#### [Description of the task]
All of the records listed below should be retyped exactly.

#### [Input material]
^^^^
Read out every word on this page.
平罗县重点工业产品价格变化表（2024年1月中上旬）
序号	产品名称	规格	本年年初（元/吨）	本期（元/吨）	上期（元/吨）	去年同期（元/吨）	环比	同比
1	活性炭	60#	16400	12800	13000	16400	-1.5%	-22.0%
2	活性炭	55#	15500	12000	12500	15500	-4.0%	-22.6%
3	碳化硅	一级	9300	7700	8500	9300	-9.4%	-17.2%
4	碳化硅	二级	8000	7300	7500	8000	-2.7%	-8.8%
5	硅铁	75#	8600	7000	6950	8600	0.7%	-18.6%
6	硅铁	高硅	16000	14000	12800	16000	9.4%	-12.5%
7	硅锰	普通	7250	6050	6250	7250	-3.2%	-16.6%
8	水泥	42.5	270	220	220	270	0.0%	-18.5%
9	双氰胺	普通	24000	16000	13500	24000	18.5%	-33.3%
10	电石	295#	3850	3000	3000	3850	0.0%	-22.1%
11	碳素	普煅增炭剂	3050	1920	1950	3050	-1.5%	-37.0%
^^^^
#### [Written reply]
Read out every word on this page.
平罗县重点工业产品价格变化表（2024年1月中上旬）
序号	产品名称	规格	本年年初（元/吨）	本期（元/吨）	上期（元/吨）	去年同期（元/吨）	环比	同比
1	活性炭	60#	16400	12800	13000	16400	-1.5%	-22.0%
2	活性炭	55#	15500	12000	12500	15500	-4.0%	-22.6%
3	碳化硅	一级	9300	7700	8500	9300	-9.4%	-17.2%
4	碳化硅	二级	8000	7300	7500	8000	-2.7%	-8.8%
5	硅铁	75#	8600	7000	6950	8600	0.7%	-18.6%
6	硅铁	高硅	16000	14000	12800	16000	9.4%	-12.5%
7	硅锰	普通	7250	6050	6250	7250	-3.2%	-16.6%
8	水泥	42.5	270	220	220	270	0.0%	-18.5%
9	双氰胺	普通	24000	16000	13500	24000	18.5%	-33.3%
10	电石	295#	3850	3000	3000	3850	0.0%	-22.1%
11	碳素	普煅增炭剂	3050	1920	1950	3050	-1.5%	-37.0%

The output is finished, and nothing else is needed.